— TASK OBJECTIVE —
Set down every record once more, exactly as given.

[Stored dataset items]

..............................

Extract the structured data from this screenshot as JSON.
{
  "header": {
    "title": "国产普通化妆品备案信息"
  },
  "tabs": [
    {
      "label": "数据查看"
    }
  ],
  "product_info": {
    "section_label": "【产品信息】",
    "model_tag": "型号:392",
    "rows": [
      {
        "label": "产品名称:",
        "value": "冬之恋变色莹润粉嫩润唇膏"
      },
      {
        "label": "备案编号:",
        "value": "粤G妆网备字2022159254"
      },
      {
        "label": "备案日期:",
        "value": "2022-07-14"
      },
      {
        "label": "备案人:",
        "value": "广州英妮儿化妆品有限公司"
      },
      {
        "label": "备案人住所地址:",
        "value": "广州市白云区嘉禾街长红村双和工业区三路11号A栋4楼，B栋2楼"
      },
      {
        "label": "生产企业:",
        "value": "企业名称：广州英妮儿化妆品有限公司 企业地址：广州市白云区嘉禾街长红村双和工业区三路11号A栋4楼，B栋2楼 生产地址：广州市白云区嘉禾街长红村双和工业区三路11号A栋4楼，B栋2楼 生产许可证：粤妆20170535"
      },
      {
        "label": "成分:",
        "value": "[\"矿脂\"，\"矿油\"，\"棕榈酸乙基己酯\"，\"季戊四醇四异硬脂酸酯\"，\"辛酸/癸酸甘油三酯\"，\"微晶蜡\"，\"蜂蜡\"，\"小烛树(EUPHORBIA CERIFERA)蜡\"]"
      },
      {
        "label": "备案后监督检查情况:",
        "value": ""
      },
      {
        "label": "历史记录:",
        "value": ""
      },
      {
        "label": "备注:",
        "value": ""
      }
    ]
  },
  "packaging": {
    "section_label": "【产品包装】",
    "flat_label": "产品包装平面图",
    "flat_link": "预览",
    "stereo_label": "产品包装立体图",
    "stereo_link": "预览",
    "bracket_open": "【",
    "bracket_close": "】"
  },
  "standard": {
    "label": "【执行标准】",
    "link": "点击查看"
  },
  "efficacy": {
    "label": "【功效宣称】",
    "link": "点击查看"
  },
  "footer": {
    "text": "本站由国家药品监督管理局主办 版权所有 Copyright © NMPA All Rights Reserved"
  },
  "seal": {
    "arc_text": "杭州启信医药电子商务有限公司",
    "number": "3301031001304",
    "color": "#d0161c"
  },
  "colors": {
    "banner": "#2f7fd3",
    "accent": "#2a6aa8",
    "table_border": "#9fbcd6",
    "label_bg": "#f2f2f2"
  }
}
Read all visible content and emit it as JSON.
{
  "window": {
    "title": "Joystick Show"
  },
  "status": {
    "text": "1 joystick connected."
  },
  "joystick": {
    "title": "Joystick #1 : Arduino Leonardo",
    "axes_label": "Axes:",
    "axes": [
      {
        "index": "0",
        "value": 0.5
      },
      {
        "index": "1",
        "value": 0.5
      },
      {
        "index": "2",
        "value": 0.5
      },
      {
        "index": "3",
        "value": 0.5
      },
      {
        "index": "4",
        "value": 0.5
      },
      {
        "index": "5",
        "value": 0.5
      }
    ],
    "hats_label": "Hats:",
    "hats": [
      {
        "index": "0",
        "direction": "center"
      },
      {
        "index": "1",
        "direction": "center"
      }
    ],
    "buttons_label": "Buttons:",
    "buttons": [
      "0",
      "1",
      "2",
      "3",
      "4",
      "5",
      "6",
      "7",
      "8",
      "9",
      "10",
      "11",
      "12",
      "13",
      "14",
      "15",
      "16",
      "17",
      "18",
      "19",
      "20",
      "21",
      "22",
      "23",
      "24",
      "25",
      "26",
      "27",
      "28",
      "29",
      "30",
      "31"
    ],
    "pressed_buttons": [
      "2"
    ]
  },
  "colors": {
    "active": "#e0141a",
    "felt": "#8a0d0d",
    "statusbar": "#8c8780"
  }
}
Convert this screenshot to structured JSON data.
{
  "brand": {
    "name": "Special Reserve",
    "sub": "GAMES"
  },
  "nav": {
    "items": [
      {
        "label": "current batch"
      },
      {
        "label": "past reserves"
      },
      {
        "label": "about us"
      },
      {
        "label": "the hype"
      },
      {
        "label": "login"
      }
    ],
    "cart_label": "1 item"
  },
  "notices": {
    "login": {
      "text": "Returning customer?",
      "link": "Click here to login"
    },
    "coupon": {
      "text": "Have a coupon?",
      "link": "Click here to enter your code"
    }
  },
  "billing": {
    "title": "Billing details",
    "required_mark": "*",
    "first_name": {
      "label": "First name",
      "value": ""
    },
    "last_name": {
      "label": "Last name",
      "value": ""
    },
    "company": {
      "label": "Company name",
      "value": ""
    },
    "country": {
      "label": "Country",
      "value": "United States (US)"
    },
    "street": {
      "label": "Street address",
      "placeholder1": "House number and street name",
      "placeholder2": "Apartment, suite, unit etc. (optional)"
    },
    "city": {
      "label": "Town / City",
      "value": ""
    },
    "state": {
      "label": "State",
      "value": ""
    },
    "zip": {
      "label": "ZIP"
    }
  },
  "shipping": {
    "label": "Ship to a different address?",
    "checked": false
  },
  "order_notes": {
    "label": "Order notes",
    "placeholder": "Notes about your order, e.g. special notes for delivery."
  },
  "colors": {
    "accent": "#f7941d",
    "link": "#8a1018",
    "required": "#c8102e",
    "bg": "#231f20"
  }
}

..............................

— ANSWER TO THE PROBLEM —
Extract the structured data from this screenshot as JSON.
{
  "header": {
    "title": "国产普通化妆品备案信息"
  },
  "tabs": [
    {
      "label": "数据查看"
    }
  ],
  "product_info": {
    "section_label": "【产品信息】",
    "model_tag": "型号:392",
    "rows": [
      {
        "label": "产品名称:",
        "value": "冬之恋变色莹润粉嫩润唇膏"
      },
      {
        "label": "备案编号:",
        "value": "粤G妆网备字2022159254"
      },
      {
        "label": "备案日期:",
        "value": "2022-07-14"
      },
      {
        "label": "备案人:",
        "value": "广州英妮儿化妆品有限公司"
      },
      {
        "label": "备案人住所地址:",
        "value": "广州市白云区嘉禾街长红村双和工业区三路11号A栋4楼，B栋2楼"
      },
      {
        "label": "生产企业:",
        "value": "企业名称：广州英妮儿化妆品有限公司 企业地址：广州市白云区嘉禾街长红村双和工业区三路11号A栋4楼，B栋2楼 生产地址：广州市白云区嘉禾街长红村双和工业区三路11号A栋4楼，B栋2楼 生产许可证：粤妆20170535"
      },
      {
        "label": "成分:",
        "value": "[\"矿脂\"，\"矿油\"，\"棕榈酸乙基己酯\"，\"季戊四醇四异硬脂酸酯\"，\"辛酸/癸酸甘油三酯\"，\"微晶蜡\"，\"蜂蜡\"，\"小烛树(EUPHORBIA CERIFERA)蜡\"]"
      },
      {
        "label": "备案后监督检查情况:",
        "value": ""
      },
      {
        "label": "历史记录:",
        "value": ""
      },
      {
        "label": "备注:",
        "value": ""
      }
    ]
  },
  "packaging": {
    "section_label": "【产品包装】",
    "flat_label": "产品包装平面图",
    "flat_link": "预览",
    "stereo_label": "产品包装立体图",
    "stereo_link": "预览",
    "bracket_open": "【",
    "bracket_close": "】"
  },
  "standard": {
    "label": "【执行标准】",
    "link": "点击查看"
  },
  "efficacy": {
    "label": "【功效宣称】",
    "link": "点击查看"
  },
  "footer": {
    "text": "本站由国家药品监督管理局主办 版权所有 Copyright © NMPA All Rights Reserved"
  },
  "seal": {
    "arc_text": "杭州启信医药电子商务有限公司",
    "number": "3301031001304",
    "color": "#d0161c"
  },
  "colors": {
    "banner": "#2f7fd3",
    "accent": "#2a6aa8",
    "table_border": "#9fbcd6",
    "label_bg": "#f2f2f2"
  }
}
Read all visible content and emit it as JSON.
{
  "window": {
    "title": "Joystick Show"
  },
  "status": {
    "text": "1 joystick connected."
  },
  "joystick": {
    "title": "Joystick #1 : Arduino Leonardo",
    "axes_label": "Axes:",
    "axes": [
      {
        "index": "0",
        "value": 0.5
      },
      {
        "index": "1",
        "value": 0.5
      },
      {
        "index": "2",
        "value": 0.5
      },
      {
        "index": "3",
        "value": 0.5
      },
      {
        "index": "4",
        "value": 0.5
      },
      {
        "index": "5",
        "value": 0.5
      }
    ],
    "hats_label": "Hats:",
    "hats": [
      {
        "index": "0",
        "direction": "center"
      },
      {
        "index": "1",
        "direction": "center"
      }
    ],
    "buttons_label": "Buttons:",
    "buttons": [
      "0",
      "1",
      "2",
      "3",
      "4",
      "5",
      "6",
      "7",
      "8",
      "9",
      "10",
      "11",
      "12",
      "13",
      "14",
      "15",
      "16",
      "17",
      "18",
      "19",
      "20",
      "21",
      "22",
      "23",
      "24",
      "25",
      "26",
      "27",
      "28",
      "29",
      "30",
      "31"
    ],
    "pressed_buttons": [
      "2"
    ]
  },
  "colors": {
    "active": "#e0141a",
    "felt": "#8a0d0d",
    "statusbar": "#8c8780"
  }
}
Convert this screenshot to structured JSON data.
{
  "brand": {
    "name": "Special Reserve",
    "sub": "GAMES"
  },
  "nav": {
    "items": [
      {
        "label": "current batch"
      },
      {
        "label": "past reserves"
      },
      {
        "label": "about us"
      },
      {
        "label": "the hype"
      },
      {
        "label": "login"
      }
    ],
    "cart_label": "1 item"
  },
  "notices": {
    "login": {
      "text": "Returning customer?",
      "link": "Click here to login"
    },
    "coupon": {
      "text": "Have a coupon?",
      "link": "Click here to enter your code"
    }
  },
  "billing": {
    "title": "Billing details",
    "required_mark": "*",
    "first_name": {
      "label": "First name",
      "value": ""
    },
    "last_name": {
      "label": "Last name",
      "value": ""
    },
    "company": {
      "label": "Company name",
      "value": ""
    },
    "country": {
      "label": "Country",
      "value": "United States (US)"
    },
    "street": {
      "label": "Street address",
      "placeholder1": "House number and street name",
      "placeholder2": "Apartment, suite, unit etc. (optional)"
    },
    "city": {
      "label": "Town / City",
      "value": ""
    },
    "state": {
      "label": "State",
      "value": ""
    },
    "zip": {
      "label": "ZIP"
    }
  },
  "shipping": {
    "label": "Ship to a different address?",
    "checked": false
  },
  "order_notes": {
    "label": "Order notes",
    "placeholder": "Notes about your order, e.g. special notes for delivery."
  },
  "colors": {
    "accent": "#f7941d",
    "link": "#8a1018",
    "required": "#c8102e",
    "bg": "#231f20"
  }
}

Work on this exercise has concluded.